[Challenge] Check each line for the word "name" and report how many have it. Give nothing else.

[Given data]

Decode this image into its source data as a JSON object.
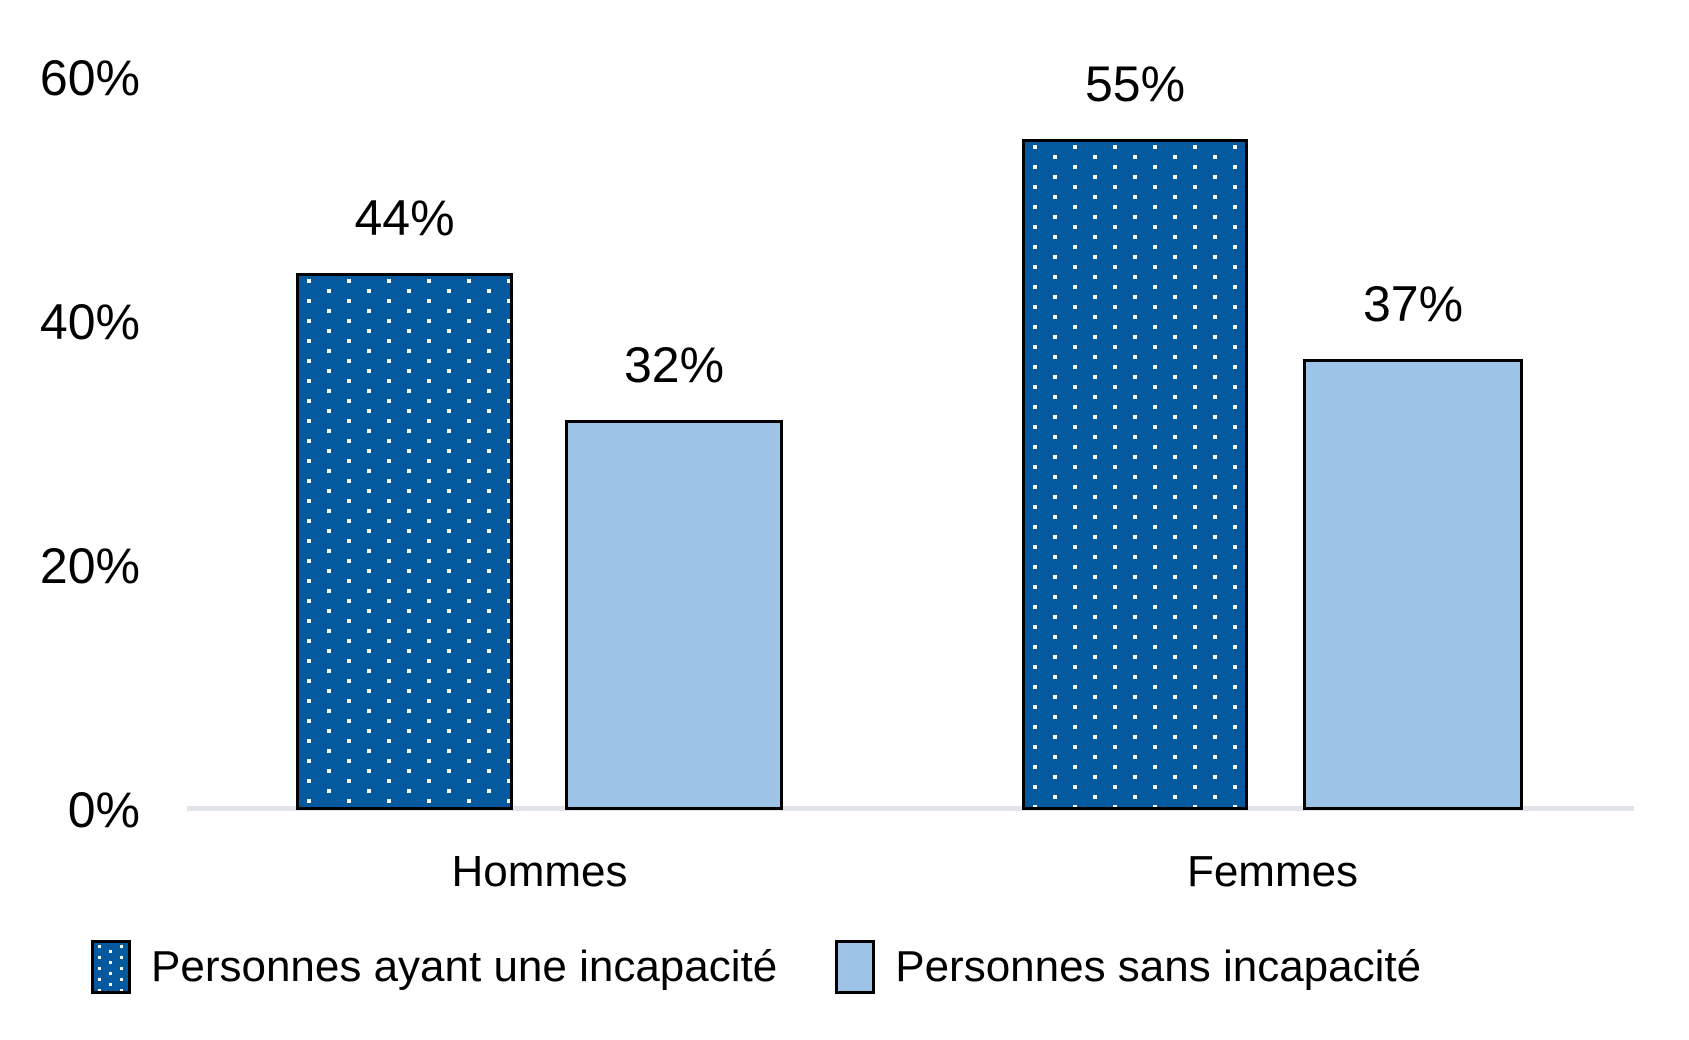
{
  "chart_data": {
    "type": "bar",
    "title": "",
    "categories": [
      "Hommes",
      "Femmes"
    ],
    "series": [
      {
        "name": "Personnes ayant une incapacité",
        "values": [
          44,
          55
        ],
        "fill": "#05599E",
        "pattern": "white-dots"
      },
      {
        "name": "Personnes sans incapacité",
        "values": [
          32,
          37
        ],
        "fill": "#9DC3E6",
        "pattern": "solid"
      }
    ],
    "value_labels_order": [
      "44%",
      "32%",
      "55%",
      "37%"
    ],
    "xlabel": "",
    "ylabel": "",
    "ylim": [
      0,
      60
    ],
    "y_ticks": [
      "0%",
      "20%",
      "40%",
      "60%"
    ],
    "grid": false,
    "legend_position": "bottom"
  },
  "y_axis": {
    "labels_top_to_bottom": [
      "60%",
      "40%",
      "20%",
      "0%"
    ]
  },
  "x_axis": {
    "categories": [
      "Hommes",
      "Femmes"
    ]
  },
  "legend": {
    "items": [
      {
        "label": "Personnes ayant une incapacité",
        "swatch": "dark-blue-dotted"
      },
      {
        "label": "Personnes sans incapacité",
        "swatch": "light-blue-solid"
      }
    ]
  },
  "colors": {
    "series1_fill": "#05599E",
    "series1_dot": "#FFFFFF",
    "series2_fill": "#9DC3E6",
    "bar_border": "#000000",
    "axis_line": "#E1E4EB",
    "text": "#000000",
    "background": "#FFFFFF"
  }
}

[Finished answer] 2